Type out the records that follow, exactly as given.

## BEGIN

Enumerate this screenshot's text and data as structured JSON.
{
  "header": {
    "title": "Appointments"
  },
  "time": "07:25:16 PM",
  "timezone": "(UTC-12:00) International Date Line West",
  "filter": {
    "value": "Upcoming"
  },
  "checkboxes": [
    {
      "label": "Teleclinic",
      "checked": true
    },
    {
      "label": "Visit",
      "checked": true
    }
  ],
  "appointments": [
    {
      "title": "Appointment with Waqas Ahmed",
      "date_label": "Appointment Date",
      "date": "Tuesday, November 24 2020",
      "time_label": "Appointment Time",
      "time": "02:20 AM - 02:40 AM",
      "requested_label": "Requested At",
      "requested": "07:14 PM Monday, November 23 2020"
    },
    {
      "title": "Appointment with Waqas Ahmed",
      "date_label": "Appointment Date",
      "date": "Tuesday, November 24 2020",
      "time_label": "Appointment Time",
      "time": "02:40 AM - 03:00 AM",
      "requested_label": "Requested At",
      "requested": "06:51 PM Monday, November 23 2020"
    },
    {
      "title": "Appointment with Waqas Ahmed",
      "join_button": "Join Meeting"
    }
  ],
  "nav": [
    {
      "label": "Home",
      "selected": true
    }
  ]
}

## END

_WORKED ANSWER_.
Enumerate this screenshot's text and data as structured JSON.
{
  "header": {
    "title": "Appointments"
  },
  "time": "07:25:16 PM",
  "timezone": "(UTC-12:00) International Date Line West",
  "filter": {
    "value": "Upcoming"
  },
  "checkboxes": [
    {
      "label": "Teleclinic",
      "checked": true
    },
    {
      "label": "Visit",
      "checked": true
    }
  ],
  "appointments": [
    {
      "title": "Appointment with Waqas Ahmed",
      "date_label": "Appointment Date",
      "date": "Tuesday, November 24 2020",
      "time_label": "Appointment Time",
      "time": "02:20 AM - 02:40 AM",
      "requested_label": "Requested At",
      "requested": "07:14 PM Monday, November 23 2020"
    },
    {
      "title": "Appointment with Waqas Ahmed",
      "date_label": "Appointment Date",
      "date": "Tuesday, November 24 2020",
      "time_label": "Appointment Time",
      "time": "02:40 AM - 03:00 AM",
      "requested_label": "Requested At",
      "requested": "06:51 PM Monday, November 23 2020"
    },
    {
      "title": "Appointment with Waqas Ahmed",
      "join_button": "Join Meeting"
    }
  ],
  "nav": [
    {
      "label": "Home",
      "selected": true
    }
  ]
}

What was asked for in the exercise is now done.